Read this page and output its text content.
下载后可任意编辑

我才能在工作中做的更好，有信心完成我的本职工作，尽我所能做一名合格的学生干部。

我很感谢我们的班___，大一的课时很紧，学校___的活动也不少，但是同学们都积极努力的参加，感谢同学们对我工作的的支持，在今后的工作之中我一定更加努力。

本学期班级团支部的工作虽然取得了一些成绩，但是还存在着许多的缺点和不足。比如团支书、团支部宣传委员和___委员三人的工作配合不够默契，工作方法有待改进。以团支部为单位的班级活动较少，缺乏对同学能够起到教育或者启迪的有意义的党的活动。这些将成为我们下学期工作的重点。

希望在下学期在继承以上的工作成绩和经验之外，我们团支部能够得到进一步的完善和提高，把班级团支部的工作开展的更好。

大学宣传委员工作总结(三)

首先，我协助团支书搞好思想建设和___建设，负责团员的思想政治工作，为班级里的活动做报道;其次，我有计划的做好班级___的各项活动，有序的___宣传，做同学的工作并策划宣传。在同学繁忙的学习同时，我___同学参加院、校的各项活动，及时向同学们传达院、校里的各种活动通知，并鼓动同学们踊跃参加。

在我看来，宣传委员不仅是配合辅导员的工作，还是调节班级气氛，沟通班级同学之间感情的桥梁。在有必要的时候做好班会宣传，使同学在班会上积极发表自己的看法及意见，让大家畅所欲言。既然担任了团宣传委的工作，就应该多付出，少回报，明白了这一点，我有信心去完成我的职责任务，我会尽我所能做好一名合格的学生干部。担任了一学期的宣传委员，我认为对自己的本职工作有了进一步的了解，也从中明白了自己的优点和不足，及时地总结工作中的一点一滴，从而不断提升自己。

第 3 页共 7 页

...

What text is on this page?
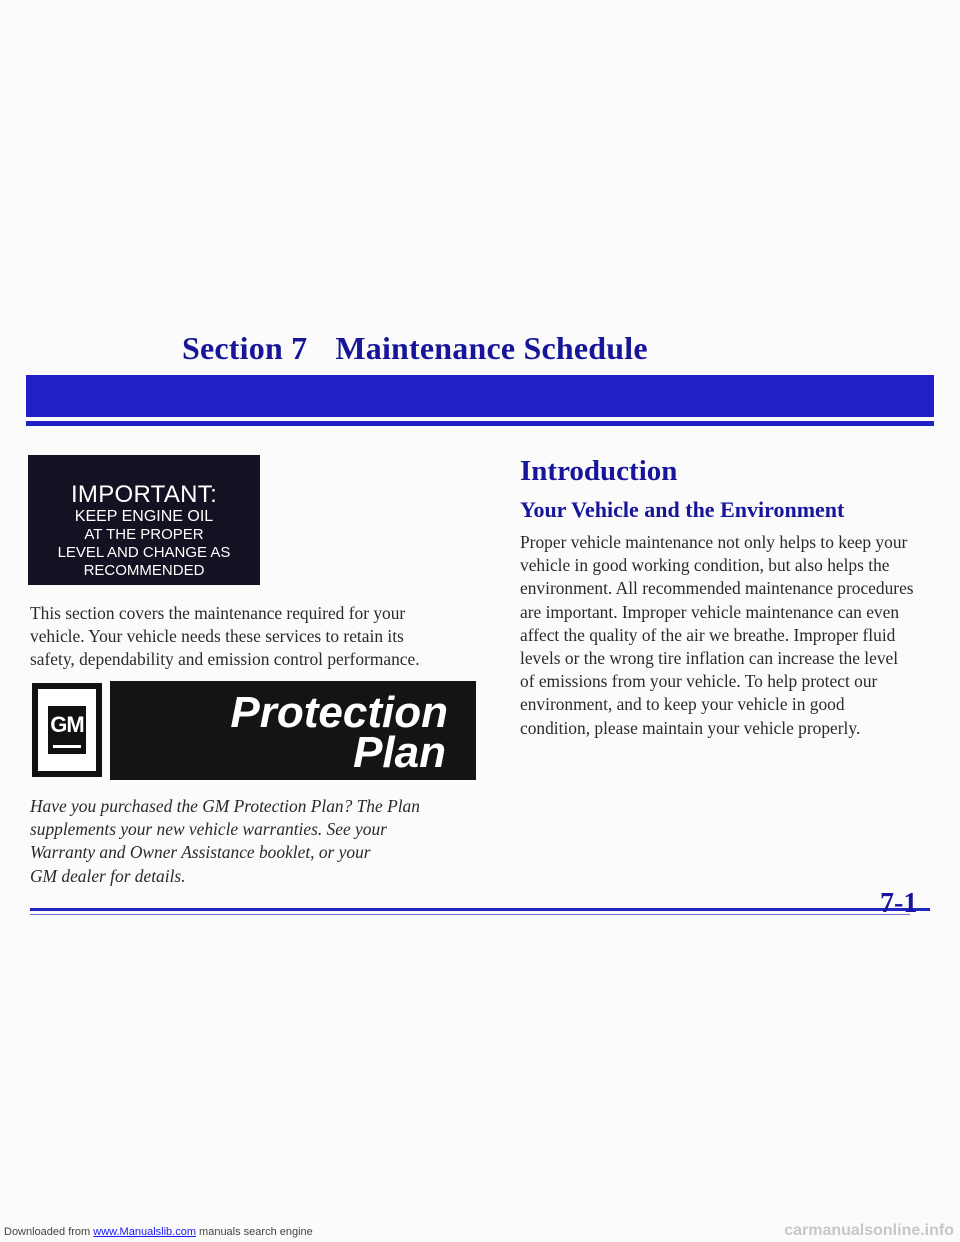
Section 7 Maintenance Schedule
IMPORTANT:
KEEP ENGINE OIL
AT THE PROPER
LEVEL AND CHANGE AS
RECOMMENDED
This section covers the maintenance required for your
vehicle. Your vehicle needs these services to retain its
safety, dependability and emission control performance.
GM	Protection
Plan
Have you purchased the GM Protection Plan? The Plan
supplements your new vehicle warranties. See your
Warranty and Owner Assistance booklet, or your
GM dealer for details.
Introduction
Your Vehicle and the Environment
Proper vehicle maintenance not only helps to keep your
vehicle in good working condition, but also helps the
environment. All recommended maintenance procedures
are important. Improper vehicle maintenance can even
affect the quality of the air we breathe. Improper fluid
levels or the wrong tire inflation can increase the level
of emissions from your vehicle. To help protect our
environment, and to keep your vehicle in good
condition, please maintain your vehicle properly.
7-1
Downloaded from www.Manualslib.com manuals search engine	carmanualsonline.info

==

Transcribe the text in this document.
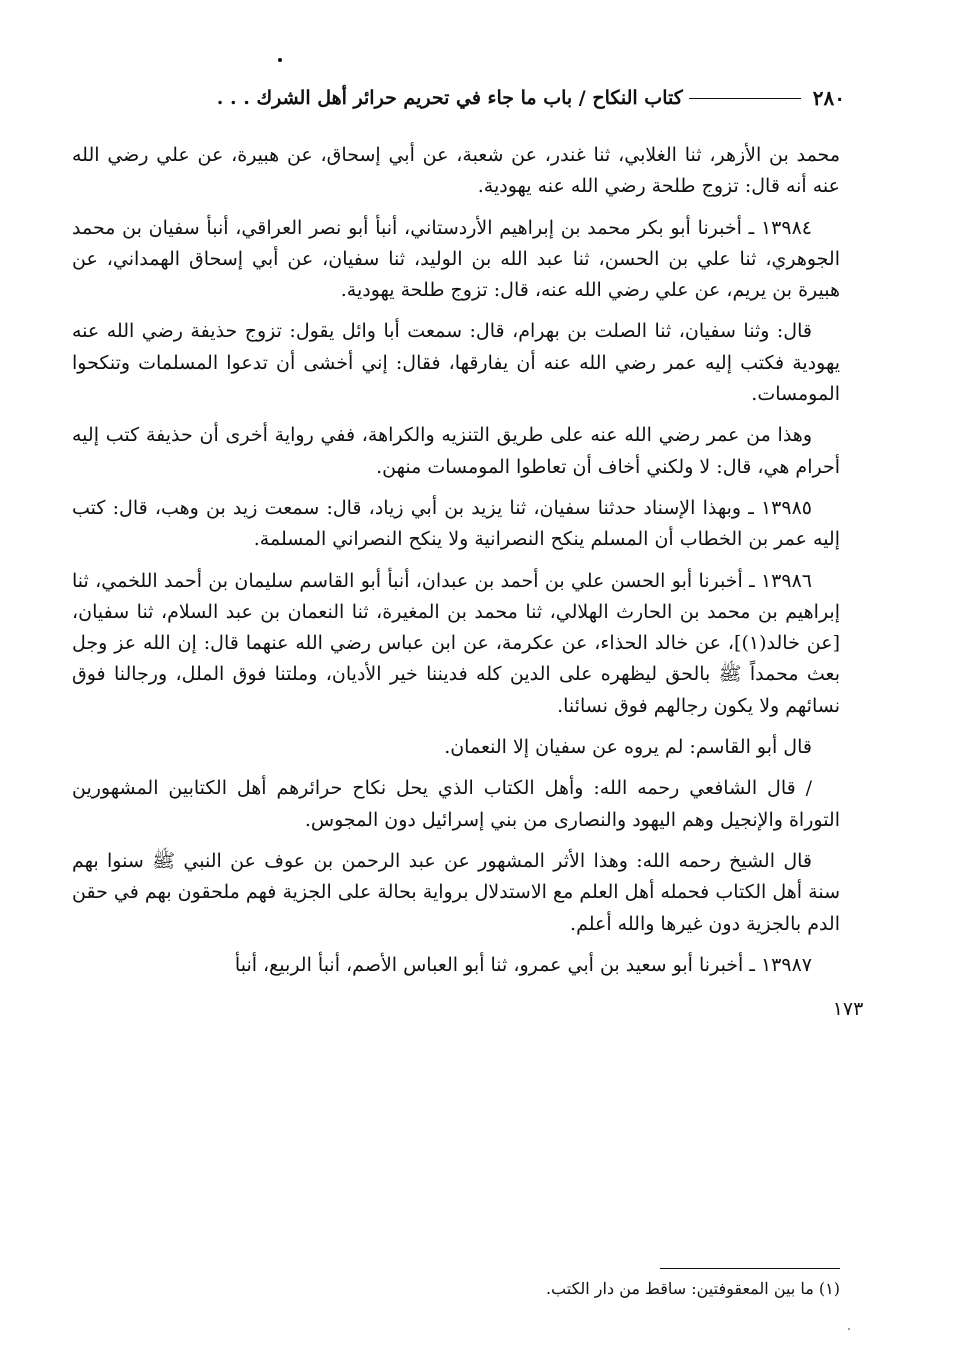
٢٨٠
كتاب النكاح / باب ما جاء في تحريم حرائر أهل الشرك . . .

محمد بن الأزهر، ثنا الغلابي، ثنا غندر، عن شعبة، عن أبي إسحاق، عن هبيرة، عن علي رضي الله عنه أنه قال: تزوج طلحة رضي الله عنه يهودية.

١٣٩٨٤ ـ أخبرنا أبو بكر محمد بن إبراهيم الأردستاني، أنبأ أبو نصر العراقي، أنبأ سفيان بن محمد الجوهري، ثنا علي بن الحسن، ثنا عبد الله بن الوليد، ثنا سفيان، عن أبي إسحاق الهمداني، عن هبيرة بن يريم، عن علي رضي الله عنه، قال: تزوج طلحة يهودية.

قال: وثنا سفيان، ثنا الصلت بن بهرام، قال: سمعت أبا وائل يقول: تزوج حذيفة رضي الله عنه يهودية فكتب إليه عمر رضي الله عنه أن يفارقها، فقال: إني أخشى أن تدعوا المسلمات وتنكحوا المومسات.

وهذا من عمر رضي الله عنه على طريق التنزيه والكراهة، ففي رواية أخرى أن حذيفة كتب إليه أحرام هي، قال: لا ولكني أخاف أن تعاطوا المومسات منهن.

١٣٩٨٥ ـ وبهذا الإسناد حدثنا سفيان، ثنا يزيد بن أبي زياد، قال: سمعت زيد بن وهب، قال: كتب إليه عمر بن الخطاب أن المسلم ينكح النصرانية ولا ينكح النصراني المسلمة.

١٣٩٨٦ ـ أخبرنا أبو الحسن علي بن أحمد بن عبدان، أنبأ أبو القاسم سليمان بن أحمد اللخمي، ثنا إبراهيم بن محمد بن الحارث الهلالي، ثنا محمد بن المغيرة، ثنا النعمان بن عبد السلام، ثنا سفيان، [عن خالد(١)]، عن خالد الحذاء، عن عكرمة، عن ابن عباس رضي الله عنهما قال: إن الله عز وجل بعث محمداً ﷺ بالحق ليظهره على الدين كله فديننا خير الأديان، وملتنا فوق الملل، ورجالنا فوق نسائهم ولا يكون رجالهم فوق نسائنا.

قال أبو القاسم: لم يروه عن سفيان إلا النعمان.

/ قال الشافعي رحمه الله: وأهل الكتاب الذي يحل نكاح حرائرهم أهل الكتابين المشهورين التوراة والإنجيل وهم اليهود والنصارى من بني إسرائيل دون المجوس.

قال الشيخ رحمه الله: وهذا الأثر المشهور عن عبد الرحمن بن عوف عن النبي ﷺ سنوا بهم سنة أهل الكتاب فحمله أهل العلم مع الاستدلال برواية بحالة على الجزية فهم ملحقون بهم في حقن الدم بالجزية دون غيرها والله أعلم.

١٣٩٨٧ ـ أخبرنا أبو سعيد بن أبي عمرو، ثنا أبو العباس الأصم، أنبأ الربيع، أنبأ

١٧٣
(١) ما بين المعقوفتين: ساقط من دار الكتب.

→ **Exercise directions**
Select all lines in the listing above where the word "محمد" appears, and show them.

→ **Response for this exercise**
محمد بن الأزهر، ثنا الغلابي، ثنا غندر، عن شعبة، عن أبي إسحاق، عن هبيرة، عن علي رضي الله عنه أنه قال: تزوج طلحة رضي الله عنه يهودية.
١٣٩٨٤ ـ أخبرنا أبو بكر محمد بن إبراهيم الأردستاني، أنبأ أبو نصر العراقي، أنبأ سفيان بن محمد الجوهري، ثنا علي بن الحسن، ثنا عبد الله بن الوليد، ثنا سفيان، عن أبي إسحاق الهمداني، عن هبيرة بن يريم، عن علي رضي الله عنه، قال: تزوج طلحة يهودية.
١٣٩٨٦ ـ أخبرنا أبو الحسن علي بن أحمد بن عبدان، أنبأ أبو القاسم سليمان بن أحمد اللخمي، ثنا إبراهيم بن محمد بن الحارث الهلالي، ثنا محمد بن المغيرة، ثنا النعمان بن عبد السلام، ثنا سفيان، [عن خالد(١)]، عن خالد الحذاء، عن عكرمة، عن ابن عباس رضي الله عنهما قال: إن الله عز وجل بعث محمداً ﷺ بالحق ليظهره على الدين كله فديننا خير الأديان، وملتنا فوق الملل، ورجالنا فوق نسائهم ولا يكون رجالهم فوق نسائنا.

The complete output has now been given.